Stored records>
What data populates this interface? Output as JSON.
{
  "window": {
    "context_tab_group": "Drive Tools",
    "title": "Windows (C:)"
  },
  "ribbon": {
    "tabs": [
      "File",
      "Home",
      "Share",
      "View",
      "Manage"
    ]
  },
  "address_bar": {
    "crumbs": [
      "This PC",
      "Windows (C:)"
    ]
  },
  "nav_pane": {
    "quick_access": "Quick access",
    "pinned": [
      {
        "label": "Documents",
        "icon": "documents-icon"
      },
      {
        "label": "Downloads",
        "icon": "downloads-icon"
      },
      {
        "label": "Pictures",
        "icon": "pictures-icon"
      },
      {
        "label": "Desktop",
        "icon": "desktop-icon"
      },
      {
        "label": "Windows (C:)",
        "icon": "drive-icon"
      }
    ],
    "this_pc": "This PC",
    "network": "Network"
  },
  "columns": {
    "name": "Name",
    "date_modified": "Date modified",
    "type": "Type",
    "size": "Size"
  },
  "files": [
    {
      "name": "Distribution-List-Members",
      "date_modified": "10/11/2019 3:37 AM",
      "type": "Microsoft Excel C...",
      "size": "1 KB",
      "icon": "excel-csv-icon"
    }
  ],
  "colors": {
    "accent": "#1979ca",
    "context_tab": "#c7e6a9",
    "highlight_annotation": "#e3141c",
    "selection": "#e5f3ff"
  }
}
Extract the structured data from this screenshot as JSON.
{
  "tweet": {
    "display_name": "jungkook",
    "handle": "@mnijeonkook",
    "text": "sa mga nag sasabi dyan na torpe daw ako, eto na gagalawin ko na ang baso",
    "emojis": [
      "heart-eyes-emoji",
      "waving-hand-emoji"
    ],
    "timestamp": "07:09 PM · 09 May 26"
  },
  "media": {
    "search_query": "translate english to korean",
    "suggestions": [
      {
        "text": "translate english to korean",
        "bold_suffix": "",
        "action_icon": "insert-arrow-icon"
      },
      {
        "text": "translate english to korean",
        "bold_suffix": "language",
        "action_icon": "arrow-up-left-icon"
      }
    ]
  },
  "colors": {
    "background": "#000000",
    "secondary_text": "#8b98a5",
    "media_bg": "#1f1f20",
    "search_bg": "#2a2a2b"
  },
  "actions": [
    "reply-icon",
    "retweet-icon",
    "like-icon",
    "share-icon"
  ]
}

Set problem> Each record must be returned exactly as it is written.

Answer to the exercise>
What data populates this interface? Output as JSON.
{
  "window": {
    "context_tab_group": "Drive Tools",
    "title": "Windows (C:)"
  },
  "ribbon": {
    "tabs": [
      "File",
      "Home",
      "Share",
      "View",
      "Manage"
    ]
  },
  "address_bar": {
    "crumbs": [
      "This PC",
      "Windows (C:)"
    ]
  },
  "nav_pane": {
    "quick_access": "Quick access",
    "pinned": [
      {
        "label": "Documents",
        "icon": "documents-icon"
      },
      {
        "label": "Downloads",
        "icon": "downloads-icon"
      },
      {
        "label": "Pictures",
        "icon": "pictures-icon"
      },
      {
        "label": "Desktop",
        "icon": "desktop-icon"
      },
      {
        "label": "Windows (C:)",
        "icon": "drive-icon"
      }
    ],
    "this_pc": "This PC",
    "network": "Network"
  },
  "columns": {
    "name": "Name",
    "date_modified": "Date modified",
    "type": "Type",
    "size": "Size"
  },
  "files": [
    {
      "name": "Distribution-List-Members",
      "date_modified": "10/11/2019 3:37 AM",
      "type": "Microsoft Excel C...",
      "size": "1 KB",
      "icon": "excel-csv-icon"
    }
  ],
  "colors": {
    "accent": "#1979ca",
    "context_tab": "#c7e6a9",
    "highlight_annotation": "#e3141c",
    "selection": "#e5f3ff"
  }
}
Extract the structured data from this screenshot as JSON.
{
  "tweet": {
    "display_name": "jungkook",
    "handle": "@mnijeonkook",
    "text": "sa mga nag sasabi dyan na torpe daw ako, eto na gagalawin ko na ang baso",
    "emojis": [
      "heart-eyes-emoji",
      "waving-hand-emoji"
    ],
    "timestamp": "07:09 PM · 09 May 26"
  },
  "media": {
    "search_query": "translate english to korean",
    "suggestions": [
      {
        "text": "translate english to korean",
        "bold_suffix": "",
        "action_icon": "insert-arrow-icon"
      },
      {
        "text": "translate english to korean",
        "bold_suffix": "language",
        "action_icon": "arrow-up-left-icon"
      }
    ]
  },
  "colors": {
    "background": "#000000",
    "secondary_text": "#8b98a5",
    "media_bg": "#1f1f20",
    "search_bg": "#2a2a2b"
  },
  "actions": [
    "reply-icon",
    "retweet-icon",
    "like-icon",
    "share-icon"
  ]
}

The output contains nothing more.